** Aim **
Rewrite the listing, swapping every "станция" for "ст." and leaving all else unchanged.

================

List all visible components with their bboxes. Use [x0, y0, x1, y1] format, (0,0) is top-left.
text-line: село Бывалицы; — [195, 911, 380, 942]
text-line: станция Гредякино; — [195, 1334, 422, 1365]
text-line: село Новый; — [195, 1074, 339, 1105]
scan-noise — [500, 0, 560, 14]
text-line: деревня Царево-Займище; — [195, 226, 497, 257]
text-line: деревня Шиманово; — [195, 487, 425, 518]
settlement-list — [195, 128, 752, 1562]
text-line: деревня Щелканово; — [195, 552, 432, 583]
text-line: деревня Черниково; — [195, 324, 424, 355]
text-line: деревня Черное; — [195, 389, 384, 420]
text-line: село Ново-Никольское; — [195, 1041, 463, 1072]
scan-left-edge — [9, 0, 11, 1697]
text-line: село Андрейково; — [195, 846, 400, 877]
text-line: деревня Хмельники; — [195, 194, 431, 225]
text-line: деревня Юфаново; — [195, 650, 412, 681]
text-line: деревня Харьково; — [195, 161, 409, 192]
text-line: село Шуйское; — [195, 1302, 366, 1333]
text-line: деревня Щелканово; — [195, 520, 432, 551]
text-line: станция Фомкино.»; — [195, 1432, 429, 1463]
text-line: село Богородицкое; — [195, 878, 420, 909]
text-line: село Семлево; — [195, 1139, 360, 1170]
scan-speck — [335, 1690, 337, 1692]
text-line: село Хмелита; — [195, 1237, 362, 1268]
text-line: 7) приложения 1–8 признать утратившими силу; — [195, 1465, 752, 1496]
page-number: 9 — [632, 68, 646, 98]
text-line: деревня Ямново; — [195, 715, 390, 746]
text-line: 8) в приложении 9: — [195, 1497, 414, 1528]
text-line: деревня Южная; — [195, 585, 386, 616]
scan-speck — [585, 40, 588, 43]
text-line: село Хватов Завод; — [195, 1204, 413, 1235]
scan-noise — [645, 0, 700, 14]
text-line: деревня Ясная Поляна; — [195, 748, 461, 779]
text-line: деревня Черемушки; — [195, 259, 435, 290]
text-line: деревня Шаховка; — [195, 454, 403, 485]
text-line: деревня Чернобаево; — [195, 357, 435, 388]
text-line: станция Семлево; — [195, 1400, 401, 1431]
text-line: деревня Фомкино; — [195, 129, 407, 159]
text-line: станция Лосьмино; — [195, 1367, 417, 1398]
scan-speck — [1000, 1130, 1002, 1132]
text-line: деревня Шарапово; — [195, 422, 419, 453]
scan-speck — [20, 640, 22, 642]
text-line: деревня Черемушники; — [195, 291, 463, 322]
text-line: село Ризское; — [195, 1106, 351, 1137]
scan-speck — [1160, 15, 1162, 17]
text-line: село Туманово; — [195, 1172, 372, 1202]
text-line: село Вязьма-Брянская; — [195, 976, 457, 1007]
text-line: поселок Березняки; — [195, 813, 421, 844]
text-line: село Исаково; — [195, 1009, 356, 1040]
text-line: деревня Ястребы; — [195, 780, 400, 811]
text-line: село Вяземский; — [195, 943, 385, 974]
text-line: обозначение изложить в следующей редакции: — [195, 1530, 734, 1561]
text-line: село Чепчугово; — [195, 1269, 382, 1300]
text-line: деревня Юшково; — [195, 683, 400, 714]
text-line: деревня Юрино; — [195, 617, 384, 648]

================

** Task response **
List all visible components with their bboxes. Use [x0, y0, x1, y1] format, (0,0) is top-left.
text-line: село Бывалицы; — [195, 911, 380, 942]
text-line: ст. Гредякино; — [195, 1334, 422, 1365]
text-line: село Новый; — [195, 1074, 339, 1105]
scan-noise — [500, 0, 560, 14]
text-line: деревня Царево-Займище; — [195, 226, 497, 257]
text-line: деревня Шиманово; — [195, 487, 425, 518]
settlement-list — [195, 128, 752, 1562]
text-line: деревня Щелканово; — [195, 552, 432, 583]
text-line: деревня Черниково; — [195, 324, 424, 355]
text-line: деревня Черное; — [195, 389, 384, 420]
text-line: село Ново-Никольское; — [195, 1041, 463, 1072]
scan-left-edge — [9, 0, 11, 1697]
text-line: село Андрейково; — [195, 846, 400, 877]
text-line: деревня Хмельники; — [195, 194, 431, 225]
text-line: деревня Юфаново; — [195, 650, 412, 681]
text-line: деревня Харьково; — [195, 161, 409, 192]
text-line: село Шуйское; — [195, 1302, 366, 1333]
text-line: деревня Щелканово; — [195, 520, 432, 551]
text-line: ст. Фомкино.»; — [195, 1432, 429, 1463]
text-line: село Богородицкое; — [195, 878, 420, 909]
text-line: село Семлево; — [195, 1139, 360, 1170]
scan-speck — [335, 1690, 337, 1692]
text-line: село Хмелита; — [195, 1237, 362, 1268]
text-line: 7) приложения 1–8 признать утратившими силу; — [195, 1465, 752, 1496]
page-number: 9 — [632, 68, 646, 98]
text-line: деревня Ямново; — [195, 715, 390, 746]
text-line: 8) в приложении 9: — [195, 1497, 414, 1528]
text-line: деревня Южная; — [195, 585, 386, 616]
scan-speck — [585, 40, 588, 43]
text-line: село Хватов Завод; — [195, 1204, 413, 1235]
scan-noise — [645, 0, 700, 14]
text-line: деревня Ясная Поляна; — [195, 748, 461, 779]
text-line: деревня Черемушки; — [195, 259, 435, 290]
text-line: деревня Шаховка; — [195, 454, 403, 485]
text-line: деревня Чернобаево; — [195, 357, 435, 388]
text-line: ст. Семлево; — [195, 1400, 401, 1431]
text-line: деревня Фомкино; — [195, 129, 407, 159]
text-line: ст. Лосьмино; — [195, 1367, 417, 1398]
scan-speck — [1000, 1130, 1002, 1132]
text-line: деревня Шарапово; — [195, 422, 419, 453]
scan-speck — [20, 640, 22, 642]
text-line: деревня Черемушники; — [195, 291, 463, 322]
text-line: село Ризское; — [195, 1106, 351, 1137]
scan-speck — [1160, 15, 1162, 17]
text-line: село Туманово; — [195, 1172, 372, 1202]
text-line: село Вязьма-Брянская; — [195, 976, 457, 1007]
text-line: поселок Березняки; — [195, 813, 421, 844]
text-line: село Исаково; — [195, 1009, 356, 1040]
text-line: деревня Ястребы; — [195, 780, 400, 811]
text-line: село Вяземский; — [195, 943, 385, 974]
text-line: обозначение изложить в следующей редакции: — [195, 1530, 734, 1561]
text-line: село Чепчугово; — [195, 1269, 382, 1300]
text-line: деревня Юшково; — [195, 683, 400, 714]
text-line: деревня Юрино; — [195, 617, 384, 648]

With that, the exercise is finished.